Find the word "text" in the data. Return every line where it appears.

--- Begin Extracted data ---

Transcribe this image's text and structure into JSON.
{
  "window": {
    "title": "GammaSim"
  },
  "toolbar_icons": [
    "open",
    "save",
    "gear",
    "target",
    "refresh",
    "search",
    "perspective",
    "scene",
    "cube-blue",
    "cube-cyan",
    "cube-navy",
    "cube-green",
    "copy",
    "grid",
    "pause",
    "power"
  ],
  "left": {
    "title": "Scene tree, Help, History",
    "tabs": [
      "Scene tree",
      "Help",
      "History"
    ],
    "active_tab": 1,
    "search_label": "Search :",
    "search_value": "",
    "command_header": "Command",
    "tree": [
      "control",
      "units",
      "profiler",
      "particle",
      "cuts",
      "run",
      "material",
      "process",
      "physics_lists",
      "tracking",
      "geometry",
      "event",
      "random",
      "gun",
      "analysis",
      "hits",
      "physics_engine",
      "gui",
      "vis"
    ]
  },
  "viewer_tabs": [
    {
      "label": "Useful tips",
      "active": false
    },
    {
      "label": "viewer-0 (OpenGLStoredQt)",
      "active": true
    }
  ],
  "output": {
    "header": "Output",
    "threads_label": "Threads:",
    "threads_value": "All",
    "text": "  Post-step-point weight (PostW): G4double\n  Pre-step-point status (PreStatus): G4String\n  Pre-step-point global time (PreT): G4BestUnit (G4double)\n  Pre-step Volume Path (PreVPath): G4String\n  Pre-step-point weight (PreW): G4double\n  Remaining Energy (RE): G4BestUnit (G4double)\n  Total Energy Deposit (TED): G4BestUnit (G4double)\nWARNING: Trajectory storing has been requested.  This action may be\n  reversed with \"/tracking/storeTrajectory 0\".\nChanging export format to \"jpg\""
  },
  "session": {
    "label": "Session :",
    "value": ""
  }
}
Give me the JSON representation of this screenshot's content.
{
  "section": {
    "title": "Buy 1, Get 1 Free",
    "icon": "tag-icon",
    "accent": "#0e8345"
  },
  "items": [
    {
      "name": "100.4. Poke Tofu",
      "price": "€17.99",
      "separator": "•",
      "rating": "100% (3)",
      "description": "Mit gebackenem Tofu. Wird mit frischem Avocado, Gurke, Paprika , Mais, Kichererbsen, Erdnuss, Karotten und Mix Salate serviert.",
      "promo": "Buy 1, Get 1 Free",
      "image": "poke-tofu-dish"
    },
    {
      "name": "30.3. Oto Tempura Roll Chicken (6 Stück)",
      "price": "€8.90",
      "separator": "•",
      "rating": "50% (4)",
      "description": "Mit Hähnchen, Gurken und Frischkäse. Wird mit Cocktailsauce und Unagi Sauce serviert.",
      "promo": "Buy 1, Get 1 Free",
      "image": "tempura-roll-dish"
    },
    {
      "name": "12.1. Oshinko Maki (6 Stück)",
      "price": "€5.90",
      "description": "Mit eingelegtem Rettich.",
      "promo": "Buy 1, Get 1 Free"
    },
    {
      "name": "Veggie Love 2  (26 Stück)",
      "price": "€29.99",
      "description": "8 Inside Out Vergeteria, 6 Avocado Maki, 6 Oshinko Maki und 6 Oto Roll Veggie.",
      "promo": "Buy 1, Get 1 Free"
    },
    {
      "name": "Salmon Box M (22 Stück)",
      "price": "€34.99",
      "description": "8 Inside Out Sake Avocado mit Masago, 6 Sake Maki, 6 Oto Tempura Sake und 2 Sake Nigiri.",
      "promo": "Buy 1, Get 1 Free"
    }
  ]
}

--- End Extracted data ---

▶ Task response
Transcribe this image's text and structure into JSON.
    "text": "  Post-step-point weight (PostW): G4double\n  Pre-step-point status (PreStatus): G4String\n  Pre-step-point global time (PreT): G4BestUnit (G4double)\n  Pre-step Volume Path (PreVPath): G4String\n  Pre-step-point weight (PreW): G4double\n  Remaining Energy (RE): G4BestUnit (G4double)\n  Total Energy Deposit (TED): G4BestUnit (G4double)\nWARNING: Trajectory storing has been requested.  This action may be\n  reversed with \"/tracking/storeTrajectory 0\".\nChanging export format to \"jpg\""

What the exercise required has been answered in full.